* _WORK TO BE COMPLETED_:
Gather every line holding the string "JSON".

* _RECORDS SUPPLIED_:
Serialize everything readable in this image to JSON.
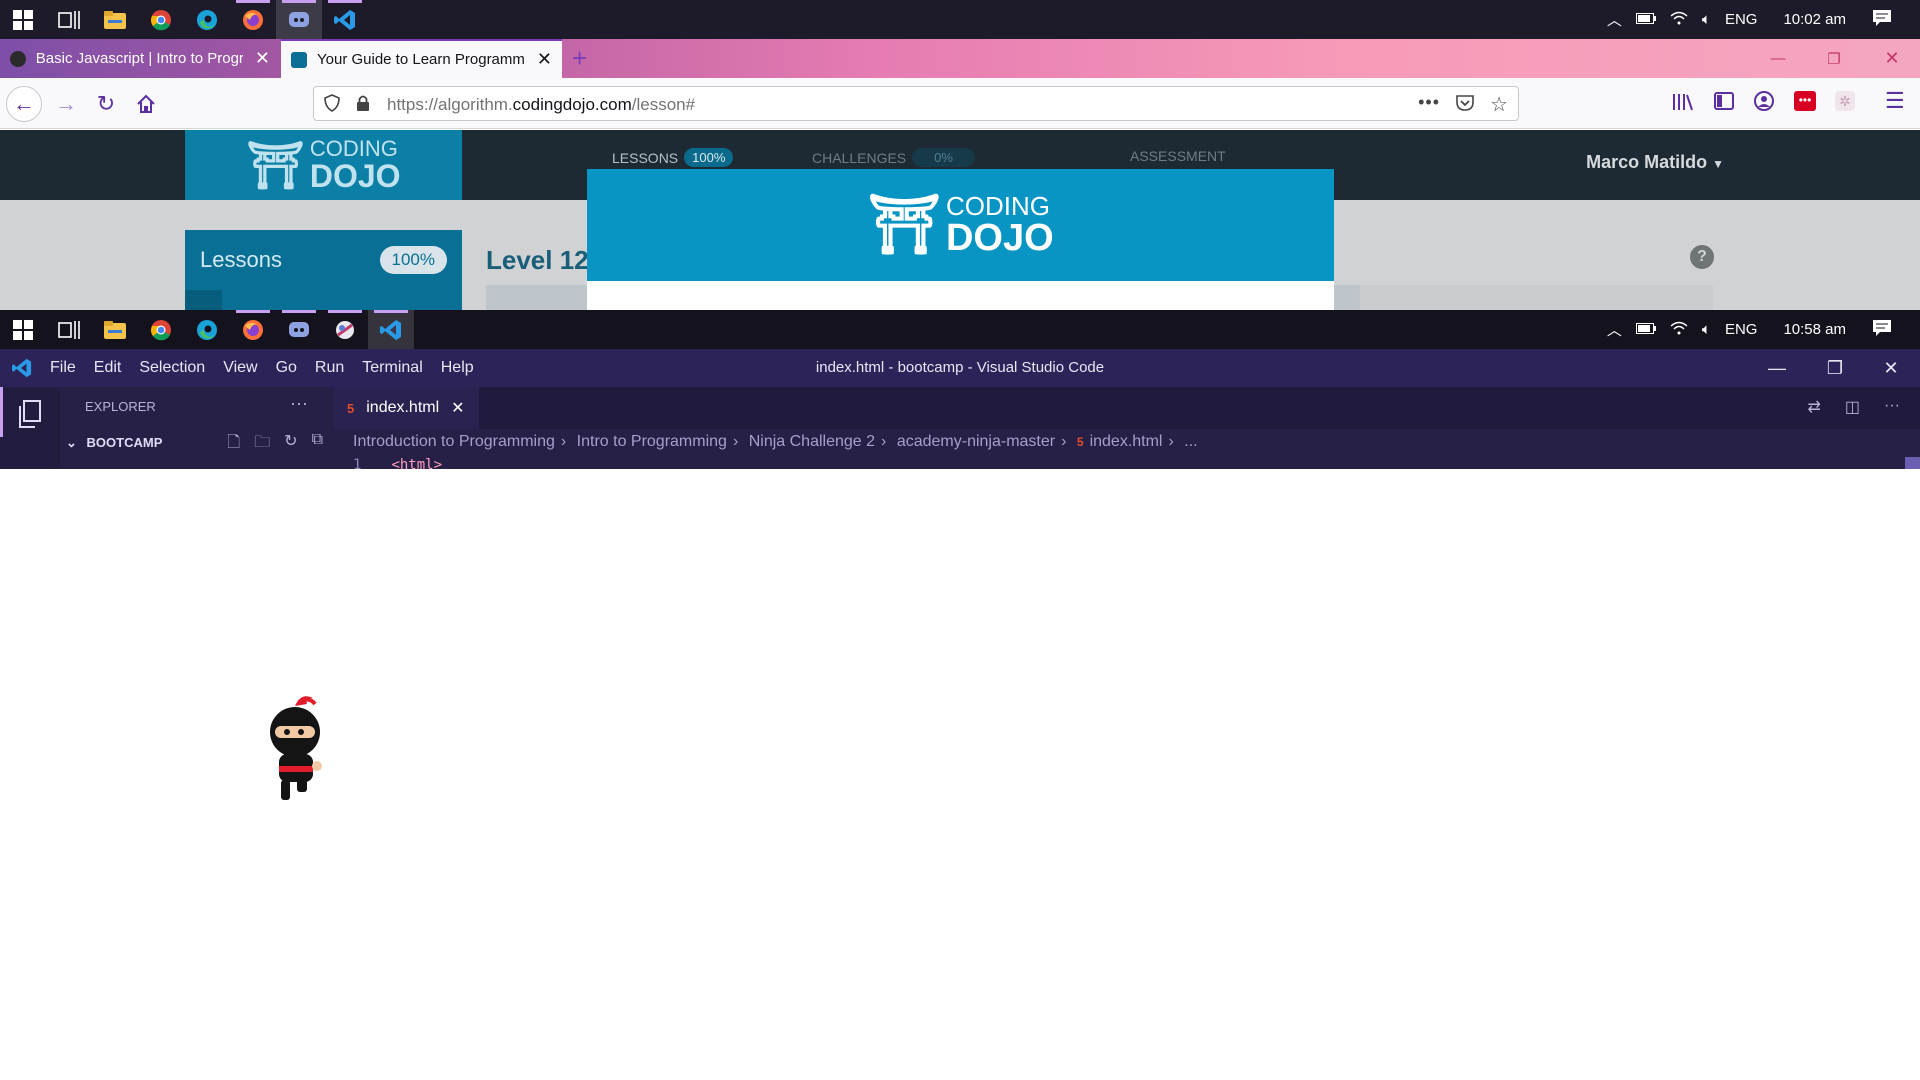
{
  "taskbar_top": {
    "clock": "10:02 am",
    "language": "ENG",
    "apps": [
      "start-icon",
      "task-view-icon",
      "file-explorer-icon",
      "chrome-icon",
      "edge-icon",
      "firefox-icon",
      "discord-icon",
      "vscode-icon"
    ]
  },
  "firefox": {
    "tabs": [
      {
        "title": "Basic Javascript | Intro to Progra",
        "favicon_color": "#2b2b2b"
      },
      {
        "title": "Your Guide to Learn Programmi",
        "favicon_color": "#0a6f94"
      }
    ],
    "url": {
      "prefix": "https://algorithm.",
      "domain": "codingdojo.com",
      "path": "/lesson#"
    }
  },
  "page": {
    "logo_top": "CODING",
    "logo_bottom": "DOJO",
    "nav": [
      {
        "label": "LESSONS",
        "badge": "100%"
      },
      {
        "label": "CHALLENGES",
        "badge": "0%"
      },
      {
        "label": "ASSESSMENT",
        "badge": ""
      }
    ],
    "user_name": "Marco Matildo",
    "lessons_title": "Lessons",
    "lessons_progress": "100%",
    "level_title": "Level 12",
    "help_symbol": "?"
  },
  "modal": {
    "logo_top": "CODING",
    "logo_bottom": "DOJO"
  },
  "taskbar_bottom": {
    "clock": "10:58 am",
    "language": "ENG"
  },
  "vscode": {
    "menu": [
      "File",
      "Edit",
      "Selection",
      "View",
      "Go",
      "Run",
      "Terminal",
      "Help"
    ],
    "window_title": "index.html - bootcamp - Visual Studio Code",
    "explorer_label": "EXPLORER",
    "folder_name": "BOOTCAMP",
    "tab_label": "index.html",
    "breadcrumb": [
      "Introduction to Programming",
      "Intro to Programming",
      "Ninja Challenge 2",
      "academy-ninja-master",
      "index.html",
      "..."
    ],
    "line_number": "1",
    "code": "<html>"
  },
  "colors": {
    "accent_purple": "#2c2458",
    "dojo_blue": "#0895c4"
  }
}
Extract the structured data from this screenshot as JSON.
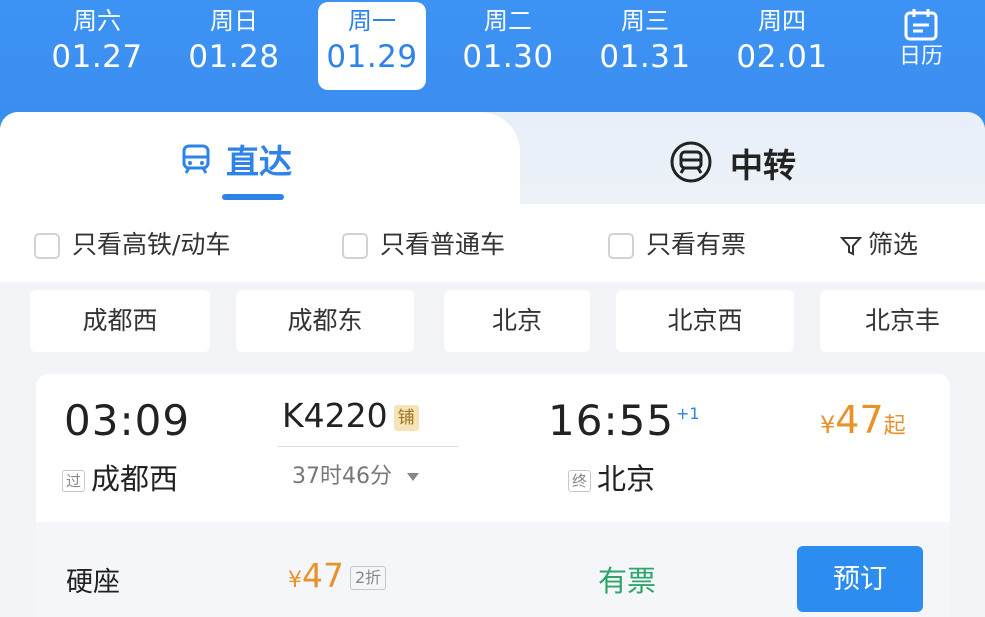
{
  "dates": [
    {
      "weekday": "周六",
      "date": "01.27"
    },
    {
      "weekday": "周日",
      "date": "01.28"
    },
    {
      "weekday": "周一",
      "date": "01.29"
    },
    {
      "weekday": "周二",
      "date": "01.30"
    },
    {
      "weekday": "周三",
      "date": "01.31"
    },
    {
      "weekday": "周四",
      "date": "02.01"
    }
  ],
  "calendar_label": "日历",
  "tabs": {
    "direct": "直达",
    "transfer": "中转"
  },
  "filters": {
    "high_speed": "只看高铁/动车",
    "normal": "只看普通车",
    "available": "只看有票",
    "filter": "筛选"
  },
  "stations": [
    "成都西",
    "成都东",
    "北京",
    "北京西",
    "北京丰"
  ],
  "train": {
    "depart_time": "03:09",
    "depart_badge": "过",
    "depart_station": "成都西",
    "number": "K4220",
    "bed_badge": "铺",
    "duration": "37时46分",
    "arrive_time": "16:55",
    "arrive_plus": "+1",
    "arrive_badge": "终",
    "arrive_station": "北京",
    "currency": "¥",
    "price": "47",
    "price_suffix": "起"
  },
  "seat": {
    "type": "硬座",
    "currency": "¥",
    "price": "47",
    "discount": "2折",
    "availability": "有票",
    "book_label": "预订"
  },
  "colors": {
    "primary": "#2d83e8",
    "price": "#e8922a",
    "available": "#2fa56a"
  }
}
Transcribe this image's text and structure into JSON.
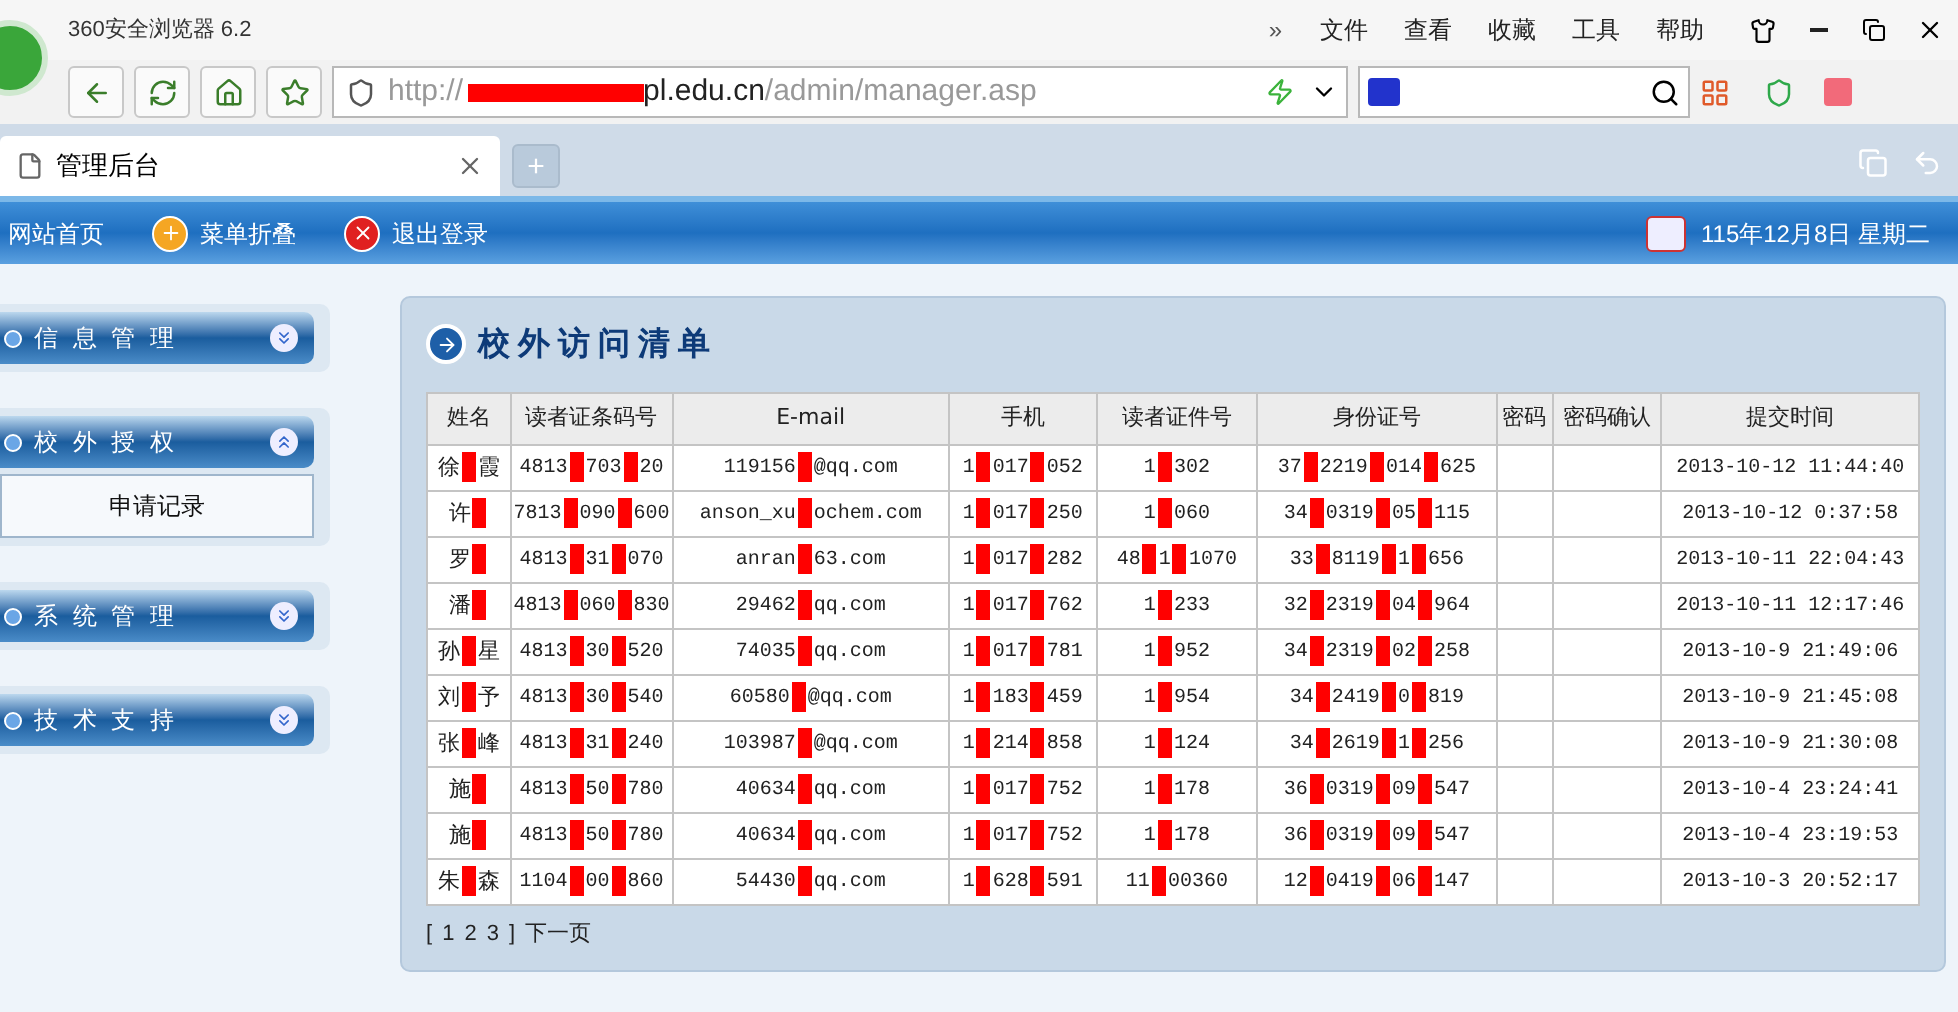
{
  "window": {
    "title": "360安全浏览器 6.2",
    "menu_toggle": "»",
    "menu": [
      "文件",
      "查看",
      "收藏",
      "工具",
      "帮助"
    ]
  },
  "address_bar": {
    "prefix": "http://",
    "host": "pl.edu.cn",
    "path": "/admin/manager.asp"
  },
  "tabs": [
    {
      "label": "管理后台",
      "selected": true
    },
    {
      "label": "+",
      "selected": false
    }
  ],
  "toolbar": {
    "items": [
      {
        "label": "网站首页",
        "kind": "plain"
      },
      {
        "label": "菜单折叠",
        "kind": "fold"
      },
      {
        "label": "退出登录",
        "kind": "logout"
      }
    ],
    "date": "115年12月8日 星期二"
  },
  "sidebar": {
    "groups": [
      {
        "label": "信 息 管 理",
        "expanded": false
      },
      {
        "label": "校 外 授 权",
        "expanded": true,
        "children": [
          "申请记录"
        ]
      },
      {
        "label": "系 统 管 理",
        "expanded": false
      },
      {
        "label": "技 术 支 持",
        "expanded": false
      }
    ]
  },
  "panel": {
    "title": "校外访问清单"
  },
  "table": {
    "columns": [
      "姓名",
      "读者证条码号",
      "E-mail",
      "手机",
      "读者证件号",
      "身份证号",
      "密码",
      "密码确认",
      "提交时间"
    ],
    "rows": [
      {
        "cells": [
          {
            "parts": [
              "徐",
              "霞"
            ]
          },
          {
            "parts": [
              "4813",
              "703",
              "20"
            ]
          },
          {
            "parts": [
              "119156",
              "@qq.com"
            ]
          },
          {
            "parts": [
              "1",
              "017",
              "052"
            ]
          },
          {
            "parts": [
              "1",
              "302"
            ]
          },
          {
            "parts": [
              "37",
              "2219",
              "014",
              "625"
            ]
          },
          {},
          {},
          {
            "parts": [
              "2013-10-12 11:44:40"
            ]
          }
        ]
      },
      {
        "cells": [
          {
            "parts": [
              "许"
            ],
            "tail": true
          },
          {
            "parts": [
              "7813",
              "090",
              "600"
            ]
          },
          {
            "parts": [
              "anson_xu",
              "ochem.com"
            ]
          },
          {
            "parts": [
              "1",
              "017",
              "250"
            ]
          },
          {
            "parts": [
              "1",
              "060"
            ]
          },
          {
            "parts": [
              "34",
              "0319",
              "05",
              "115"
            ]
          },
          {},
          {},
          {
            "parts": [
              "2013-10-12 0:37:58"
            ]
          }
        ]
      },
      {
        "cells": [
          {
            "parts": [
              "罗"
            ],
            "tail": true
          },
          {
            "parts": [
              "4813",
              "31",
              "070"
            ]
          },
          {
            "parts": [
              "anran",
              "63.com"
            ]
          },
          {
            "parts": [
              "1",
              "017",
              "282"
            ]
          },
          {
            "parts": [
              "48",
              "1",
              "1070"
            ]
          },
          {
            "parts": [
              "33",
              "8119",
              "1",
              "656"
            ]
          },
          {},
          {},
          {
            "parts": [
              "2013-10-11 22:04:43"
            ]
          }
        ]
      },
      {
        "cells": [
          {
            "parts": [
              "潘"
            ],
            "tail": true
          },
          {
            "parts": [
              "4813",
              "060",
              "830"
            ]
          },
          {
            "parts": [
              "29462",
              "qq.com"
            ]
          },
          {
            "parts": [
              "1",
              "017",
              "762"
            ]
          },
          {
            "parts": [
              "1",
              "233"
            ]
          },
          {
            "parts": [
              "32",
              "2319",
              "04",
              "964"
            ]
          },
          {},
          {},
          {
            "parts": [
              "2013-10-11 12:17:46"
            ]
          }
        ]
      },
      {
        "cells": [
          {
            "parts": [
              "孙",
              "星"
            ]
          },
          {
            "parts": [
              "4813",
              "30",
              "520"
            ]
          },
          {
            "parts": [
              "74035",
              "qq.com"
            ]
          },
          {
            "parts": [
              "1",
              "017",
              "781"
            ]
          },
          {
            "parts": [
              "1",
              "952"
            ]
          },
          {
            "parts": [
              "34",
              "2319",
              "02",
              "258"
            ]
          },
          {},
          {},
          {
            "parts": [
              "2013-10-9 21:49:06"
            ]
          }
        ]
      },
      {
        "cells": [
          {
            "parts": [
              "刘",
              "予"
            ]
          },
          {
            "parts": [
              "4813",
              "30",
              "540"
            ]
          },
          {
            "parts": [
              "60580",
              "@qq.com"
            ]
          },
          {
            "parts": [
              "1",
              "183",
              "459"
            ]
          },
          {
            "parts": [
              "1",
              "954"
            ]
          },
          {
            "parts": [
              "34",
              "2419",
              "0",
              "819"
            ]
          },
          {},
          {},
          {
            "parts": [
              "2013-10-9 21:45:08"
            ]
          }
        ]
      },
      {
        "cells": [
          {
            "parts": [
              "张",
              "峰"
            ]
          },
          {
            "parts": [
              "4813",
              "31",
              "240"
            ]
          },
          {
            "parts": [
              "103987",
              "@qq.com"
            ]
          },
          {
            "parts": [
              "1",
              "214",
              "858"
            ]
          },
          {
            "parts": [
              "1",
              "124"
            ]
          },
          {
            "parts": [
              "34",
              "2619",
              "1",
              "256"
            ]
          },
          {},
          {},
          {
            "parts": [
              "2013-10-9 21:30:08"
            ]
          }
        ]
      },
      {
        "cells": [
          {
            "parts": [
              "施"
            ],
            "tail": true
          },
          {
            "parts": [
              "4813",
              "50",
              "780"
            ]
          },
          {
            "parts": [
              "40634",
              "qq.com"
            ]
          },
          {
            "parts": [
              "1",
              "017",
              "752"
            ]
          },
          {
            "parts": [
              "1",
              "178"
            ]
          },
          {
            "parts": [
              "36",
              "0319",
              "09",
              "547"
            ]
          },
          {},
          {},
          {
            "parts": [
              "2013-10-4 23:24:41"
            ]
          }
        ]
      },
      {
        "cells": [
          {
            "parts": [
              "施"
            ],
            "tail": true
          },
          {
            "parts": [
              "4813",
              "50",
              "780"
            ]
          },
          {
            "parts": [
              "40634",
              "qq.com"
            ]
          },
          {
            "parts": [
              "1",
              "017",
              "752"
            ]
          },
          {
            "parts": [
              "1",
              "178"
            ]
          },
          {
            "parts": [
              "36",
              "0319",
              "09",
              "547"
            ]
          },
          {},
          {},
          {
            "parts": [
              "2013-10-4 23:19:53"
            ]
          }
        ]
      },
      {
        "cells": [
          {
            "parts": [
              "朱",
              "森"
            ]
          },
          {
            "parts": [
              "1104",
              "00",
              "860"
            ]
          },
          {
            "parts": [
              "54430",
              "qq.com"
            ]
          },
          {
            "parts": [
              "1",
              "628",
              "591"
            ]
          },
          {
            "parts": [
              "11",
              "00360"
            ]
          },
          {
            "parts": [
              "12",
              "0419",
              "06",
              "147"
            ]
          },
          {},
          {},
          {
            "parts": [
              "2013-10-3 20:52:17"
            ]
          }
        ]
      }
    ]
  },
  "pagination": {
    "open": "[",
    "pages": [
      "1",
      "2",
      "3"
    ],
    "close": "]",
    "next": "下一页"
  }
}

* _RESULT OF THE EXERCISE_:
Serialize everything readable in this image to JSON.
Extract the structured data from this screenshot as JSON.
Transcribe this image's text and structure into JSON.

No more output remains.